WHAT IS REQUIRED
In the entries that follow, how many lines hold the string "SNRg"? Give only that number.
◆ ◆ ◆
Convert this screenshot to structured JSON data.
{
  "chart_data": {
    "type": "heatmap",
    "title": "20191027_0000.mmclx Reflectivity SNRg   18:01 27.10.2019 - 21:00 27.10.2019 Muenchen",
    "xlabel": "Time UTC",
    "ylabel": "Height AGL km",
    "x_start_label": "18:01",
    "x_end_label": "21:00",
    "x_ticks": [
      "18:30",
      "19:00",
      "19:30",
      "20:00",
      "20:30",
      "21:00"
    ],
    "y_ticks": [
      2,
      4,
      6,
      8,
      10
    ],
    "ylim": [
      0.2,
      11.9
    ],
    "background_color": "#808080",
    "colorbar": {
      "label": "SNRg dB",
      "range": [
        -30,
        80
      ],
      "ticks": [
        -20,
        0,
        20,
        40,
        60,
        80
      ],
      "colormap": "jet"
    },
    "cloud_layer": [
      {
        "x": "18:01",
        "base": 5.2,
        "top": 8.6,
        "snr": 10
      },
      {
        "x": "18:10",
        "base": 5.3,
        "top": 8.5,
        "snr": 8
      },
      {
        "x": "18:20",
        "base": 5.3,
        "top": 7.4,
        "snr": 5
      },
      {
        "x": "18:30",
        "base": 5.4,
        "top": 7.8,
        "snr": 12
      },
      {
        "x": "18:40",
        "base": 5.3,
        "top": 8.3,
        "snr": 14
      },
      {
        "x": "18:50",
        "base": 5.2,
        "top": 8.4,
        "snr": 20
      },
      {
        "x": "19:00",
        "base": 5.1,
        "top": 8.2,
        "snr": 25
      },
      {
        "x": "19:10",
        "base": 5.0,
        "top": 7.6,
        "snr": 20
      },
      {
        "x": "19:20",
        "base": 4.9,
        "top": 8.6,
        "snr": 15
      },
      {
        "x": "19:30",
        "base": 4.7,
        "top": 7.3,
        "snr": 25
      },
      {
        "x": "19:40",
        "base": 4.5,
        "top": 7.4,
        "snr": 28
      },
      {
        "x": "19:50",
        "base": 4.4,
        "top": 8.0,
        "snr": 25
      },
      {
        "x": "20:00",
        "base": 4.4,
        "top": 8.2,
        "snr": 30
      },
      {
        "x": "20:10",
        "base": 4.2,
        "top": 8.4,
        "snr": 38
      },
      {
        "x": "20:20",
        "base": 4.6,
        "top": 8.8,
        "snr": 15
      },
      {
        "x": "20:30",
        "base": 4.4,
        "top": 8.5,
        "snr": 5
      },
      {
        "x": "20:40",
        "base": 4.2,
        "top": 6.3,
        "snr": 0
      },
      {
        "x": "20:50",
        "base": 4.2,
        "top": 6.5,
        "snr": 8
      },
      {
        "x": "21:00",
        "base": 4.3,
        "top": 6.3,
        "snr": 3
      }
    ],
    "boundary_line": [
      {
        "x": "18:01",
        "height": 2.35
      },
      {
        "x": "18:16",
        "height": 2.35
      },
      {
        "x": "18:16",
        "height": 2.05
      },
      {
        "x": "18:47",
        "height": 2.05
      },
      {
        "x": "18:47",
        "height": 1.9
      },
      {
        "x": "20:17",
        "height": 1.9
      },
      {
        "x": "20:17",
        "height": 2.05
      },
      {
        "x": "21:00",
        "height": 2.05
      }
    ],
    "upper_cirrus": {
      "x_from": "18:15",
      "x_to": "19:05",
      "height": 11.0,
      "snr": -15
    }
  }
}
◆ ◆ ◆
THE SOLUTION
2